→ **Region and label listings**
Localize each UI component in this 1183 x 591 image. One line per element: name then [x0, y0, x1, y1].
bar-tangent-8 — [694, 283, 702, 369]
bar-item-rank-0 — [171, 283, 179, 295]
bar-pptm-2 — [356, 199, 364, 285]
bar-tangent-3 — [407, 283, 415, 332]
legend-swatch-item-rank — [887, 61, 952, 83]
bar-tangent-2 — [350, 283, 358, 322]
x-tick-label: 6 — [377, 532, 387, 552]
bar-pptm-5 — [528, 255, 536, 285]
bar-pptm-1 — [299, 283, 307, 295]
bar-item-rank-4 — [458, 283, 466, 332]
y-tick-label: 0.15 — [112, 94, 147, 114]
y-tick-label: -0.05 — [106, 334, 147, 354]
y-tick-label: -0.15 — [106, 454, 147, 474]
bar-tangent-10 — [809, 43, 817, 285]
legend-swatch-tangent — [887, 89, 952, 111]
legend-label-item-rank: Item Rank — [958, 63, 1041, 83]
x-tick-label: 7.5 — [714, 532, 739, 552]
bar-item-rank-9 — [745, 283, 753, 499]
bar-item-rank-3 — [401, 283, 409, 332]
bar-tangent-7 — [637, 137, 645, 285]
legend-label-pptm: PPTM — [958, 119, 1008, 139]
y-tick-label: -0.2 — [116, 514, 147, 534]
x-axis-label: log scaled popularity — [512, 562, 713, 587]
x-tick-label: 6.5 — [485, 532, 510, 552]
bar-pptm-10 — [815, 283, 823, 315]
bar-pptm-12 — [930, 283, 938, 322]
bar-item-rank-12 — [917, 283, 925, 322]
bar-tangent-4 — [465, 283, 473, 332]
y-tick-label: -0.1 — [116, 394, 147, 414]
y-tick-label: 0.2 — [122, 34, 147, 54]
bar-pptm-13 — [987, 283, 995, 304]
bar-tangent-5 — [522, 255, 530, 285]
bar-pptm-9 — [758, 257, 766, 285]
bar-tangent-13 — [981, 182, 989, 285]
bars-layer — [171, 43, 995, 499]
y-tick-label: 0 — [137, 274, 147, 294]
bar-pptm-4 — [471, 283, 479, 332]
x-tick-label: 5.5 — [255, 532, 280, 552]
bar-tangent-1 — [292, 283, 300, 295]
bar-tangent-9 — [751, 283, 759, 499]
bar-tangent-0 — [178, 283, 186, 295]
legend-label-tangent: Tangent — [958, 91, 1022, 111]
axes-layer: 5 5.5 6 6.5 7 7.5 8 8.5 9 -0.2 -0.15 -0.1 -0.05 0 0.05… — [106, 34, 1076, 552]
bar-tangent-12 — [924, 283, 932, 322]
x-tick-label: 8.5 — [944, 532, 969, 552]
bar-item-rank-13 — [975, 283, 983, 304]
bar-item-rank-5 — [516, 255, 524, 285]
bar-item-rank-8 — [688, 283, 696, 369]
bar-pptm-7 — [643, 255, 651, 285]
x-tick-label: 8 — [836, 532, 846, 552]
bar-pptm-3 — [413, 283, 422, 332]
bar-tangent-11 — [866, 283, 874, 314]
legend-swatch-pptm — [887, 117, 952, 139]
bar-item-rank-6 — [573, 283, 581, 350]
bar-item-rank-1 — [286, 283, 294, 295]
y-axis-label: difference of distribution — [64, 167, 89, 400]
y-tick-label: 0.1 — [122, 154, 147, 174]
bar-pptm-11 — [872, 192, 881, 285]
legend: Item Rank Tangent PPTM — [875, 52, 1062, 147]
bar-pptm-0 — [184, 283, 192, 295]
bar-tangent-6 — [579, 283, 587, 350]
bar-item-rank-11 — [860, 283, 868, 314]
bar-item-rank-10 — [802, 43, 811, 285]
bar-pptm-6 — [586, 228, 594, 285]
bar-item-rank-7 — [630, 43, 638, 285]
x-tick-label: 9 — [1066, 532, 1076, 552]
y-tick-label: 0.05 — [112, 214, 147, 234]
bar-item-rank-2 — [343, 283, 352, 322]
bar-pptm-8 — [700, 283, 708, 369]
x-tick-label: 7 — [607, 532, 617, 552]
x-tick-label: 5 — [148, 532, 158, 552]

→ **What you are asked to do**
Copy every line of the material above, word for word and character for character.

→ **Written answer**
Localize each UI component in this 1183 x 591 image. One line per element: name then [x0, y0, x1, y1].
bar-tangent-8 — [694, 283, 702, 369]
bar-item-rank-0 — [171, 283, 179, 295]
bar-pptm-2 — [356, 199, 364, 285]
bar-tangent-3 — [407, 283, 415, 332]
legend-swatch-item-rank — [887, 61, 952, 83]
bar-tangent-2 — [350, 283, 358, 322]
x-tick-label: 6 — [377, 532, 387, 552]
bar-pptm-5 — [528, 255, 536, 285]
bar-pptm-1 — [299, 283, 307, 295]
bar-item-rank-4 — [458, 283, 466, 332]
y-tick-label: 0.15 — [112, 94, 147, 114]
y-tick-label: -0.05 — [106, 334, 147, 354]
y-tick-label: -0.15 — [106, 454, 147, 474]
bar-tangent-10 — [809, 43, 817, 285]
legend-swatch-tangent — [887, 89, 952, 111]
legend-label-item-rank: Item Rank — [958, 63, 1041, 83]
x-tick-label: 7.5 — [714, 532, 739, 552]
bar-item-rank-9 — [745, 283, 753, 499]
bar-item-rank-3 — [401, 283, 409, 332]
bar-tangent-7 — [637, 137, 645, 285]
legend-label-pptm: PPTM — [958, 119, 1008, 139]
y-tick-label: -0.2 — [116, 514, 147, 534]
x-axis-label: log scaled popularity — [512, 562, 713, 587]
x-tick-label: 6.5 — [485, 532, 510, 552]
bar-pptm-10 — [815, 283, 823, 315]
bar-pptm-12 — [930, 283, 938, 322]
bar-item-rank-12 — [917, 283, 925, 322]
bar-tangent-4 — [465, 283, 473, 332]
y-tick-label: -0.1 — [116, 394, 147, 414]
y-tick-label: 0.2 — [122, 34, 147, 54]
bar-pptm-13 — [987, 283, 995, 304]
bar-tangent-5 — [522, 255, 530, 285]
bar-pptm-9 — [758, 257, 766, 285]
bar-tangent-13 — [981, 182, 989, 285]
bars-layer — [171, 43, 995, 499]
y-tick-label: 0 — [137, 274, 147, 294]
bar-pptm-4 — [471, 283, 479, 332]
x-tick-label: 5.5 — [255, 532, 280, 552]
bar-tangent-1 — [292, 283, 300, 295]
bar-tangent-9 — [751, 283, 759, 499]
bar-tangent-0 — [178, 283, 186, 295]
legend-label-tangent: Tangent — [958, 91, 1022, 111]
axes-layer: 5 5.5 6 6.5 7 7.5 8 8.5 9 -0.2 -0.15 -0.1 -0.05 0 0.05… — [106, 34, 1076, 552]
bar-tangent-12 — [924, 283, 932, 322]
x-tick-label: 8.5 — [944, 532, 969, 552]
bar-item-rank-13 — [975, 283, 983, 304]
bar-item-rank-5 — [516, 255, 524, 285]
bar-item-rank-8 — [688, 283, 696, 369]
bar-pptm-7 — [643, 255, 651, 285]
x-tick-label: 8 — [836, 532, 846, 552]
bar-pptm-3 — [413, 283, 422, 332]
bar-tangent-11 — [866, 283, 874, 314]
legend-swatch-pptm — [887, 117, 952, 139]
bar-item-rank-6 — [573, 283, 581, 350]
bar-item-rank-1 — [286, 283, 294, 295]
y-axis-label: difference of distribution — [64, 167, 89, 400]
y-tick-label: 0.1 — [122, 154, 147, 174]
bar-pptm-11 — [872, 192, 881, 285]
legend: Item Rank Tangent PPTM — [875, 52, 1062, 147]
bar-pptm-0 — [184, 283, 192, 295]
bar-tangent-6 — [579, 283, 587, 350]
bar-item-rank-11 — [860, 283, 868, 314]
bar-item-rank-10 — [802, 43, 811, 285]
bar-pptm-6 — [586, 228, 594, 285]
bar-item-rank-7 — [630, 43, 638, 285]
x-tick-label: 9 — [1066, 532, 1076, 552]
y-tick-label: 0.05 — [112, 214, 147, 234]
bar-item-rank-2 — [343, 283, 352, 322]
bar-pptm-8 — [700, 283, 708, 369]
x-tick-label: 7 — [607, 532, 617, 552]
x-tick-label: 5 — [148, 532, 158, 552]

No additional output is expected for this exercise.